* **DIRECTIVE**:
Repeat the entries that follow verbatim, without any of their pictures.

-------- SUPPLIED DATA

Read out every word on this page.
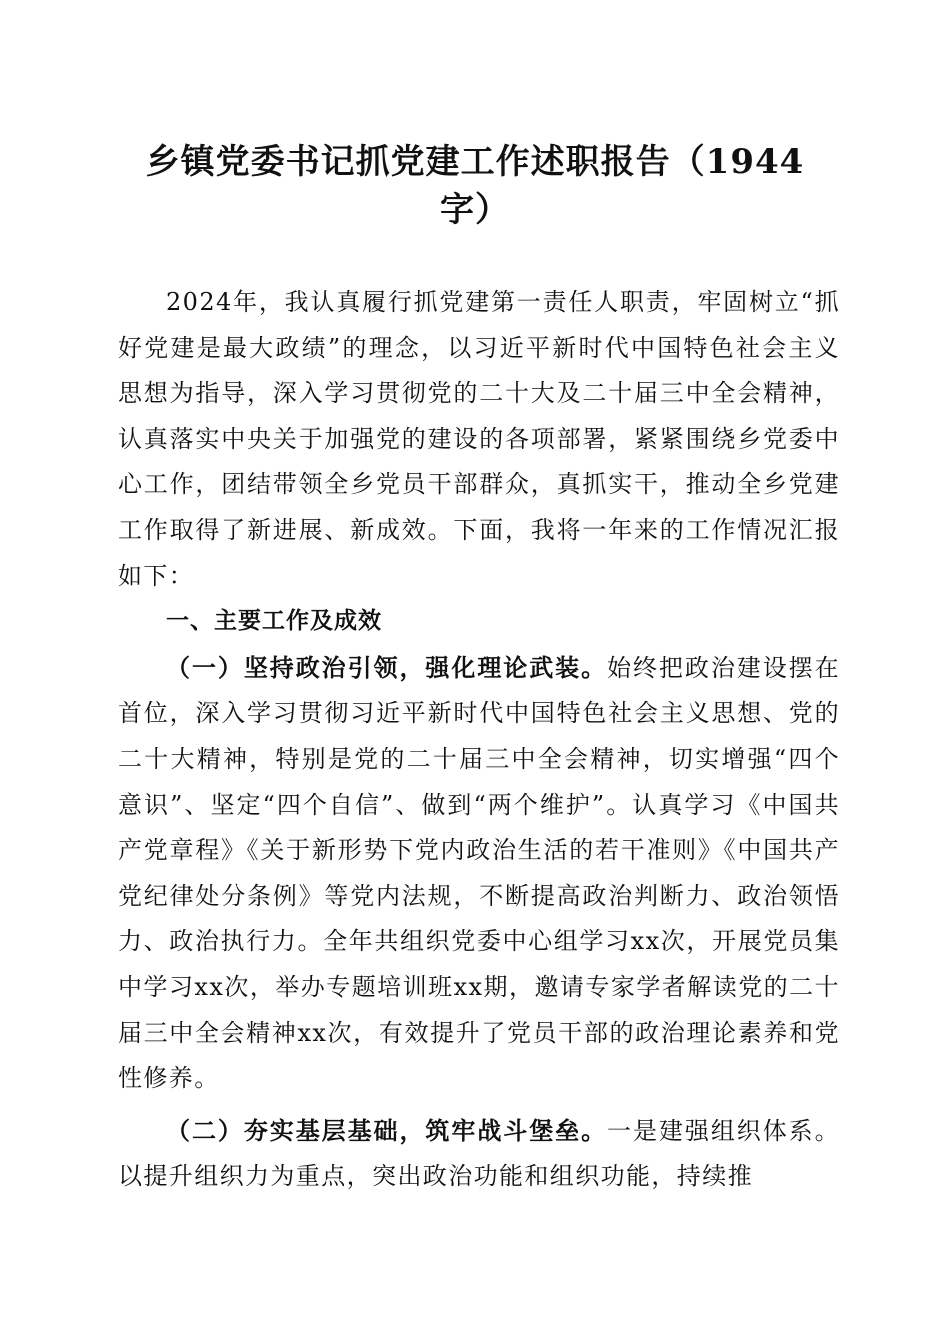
乡镇党委书记抓党建工作述职报告（1944字）

2024年，我认真履行抓党建第一责任人职责，牢固树立“抓好党建是最大政绩”的理念，以习近平新时代中国特色社会主义思想为指导，深入学习贯彻党的二十大及二十届三中全会精神，认真落实中央关于加强党的建设的各项部署，紧紧围绕乡党委中心工作，团结带领全乡党员干部群众，真抓实干，推动全乡党建工作取得了新进展、新成效。下面，我将一年来的工作情况汇报如下：

一、主要工作及成效

（一）坚持政治引领，强化理论武装。始终把政治建设摆在首位，深入学习贯彻习近平新时代中国特色社会主义思想、党的二十大精神，特别是党的二十届三中全会精神，切实增强“四个意识”、坚定“四个自信”、做到“两个维护”。认真学习《中国共产党章程》《关于新形势下党内政治生活的若干准则》《中国共产党纪律处分条例》等党内法规，不断提高政治判断力、政治领悟力、政治执行力。全年共组织党委中心组学习xx次，开展党员集中学习xx次，举办专题培训班xx期，邀请专家学者解读党的二十届三中全会精神xx次，有效提升了党员干部的政治理论素养和党性修养。

（二）夯实基层基础，筑牢战斗堡垒。一是建强组织体系。以提升组织力为重点，突出政治功能和组织功能，持续推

----------------

* **COMPLETE RESPONSE**:
Read out every word on this page.
乡镇党委书记抓党建工作述职报告（1944字）

2024年，我认真履行抓党建第一责任人职责，牢固树立“抓好党建是最大政绩”的理念，以习近平新时代中国特色社会主义思想为指导，深入学习贯彻党的二十大及二十届三中全会精神，认真落实中央关于加强党的建设的各项部署，紧紧围绕乡党委中心工作，团结带领全乡党员干部群众，真抓实干，推动全乡党建工作取得了新进展、新成效。下面，我将一年来的工作情况汇报如下：

一、主要工作及成效

（一）坚持政治引领，强化理论武装。始终把政治建设摆在首位，深入学习贯彻习近平新时代中国特色社会主义思想、党的二十大精神，特别是党的二十届三中全会精神，切实增强“四个意识”、坚定“四个自信”、做到“两个维护”。认真学习《中国共产党章程》《关于新形势下党内政治生活的若干准则》《中国共产党纪律处分条例》等党内法规，不断提高政治判断力、政治领悟力、政治执行力。全年共组织党委中心组学习xx次，开展党员集中学习xx次，举办专题培训班xx期，邀请专家学者解读党的二十届三中全会精神xx次，有效提升了党员干部的政治理论素养和党性修养。

（二）夯实基层基础，筑牢战斗堡垒。一是建强组织体系。以提升组织力为重点，突出政治功能和组织功能，持续推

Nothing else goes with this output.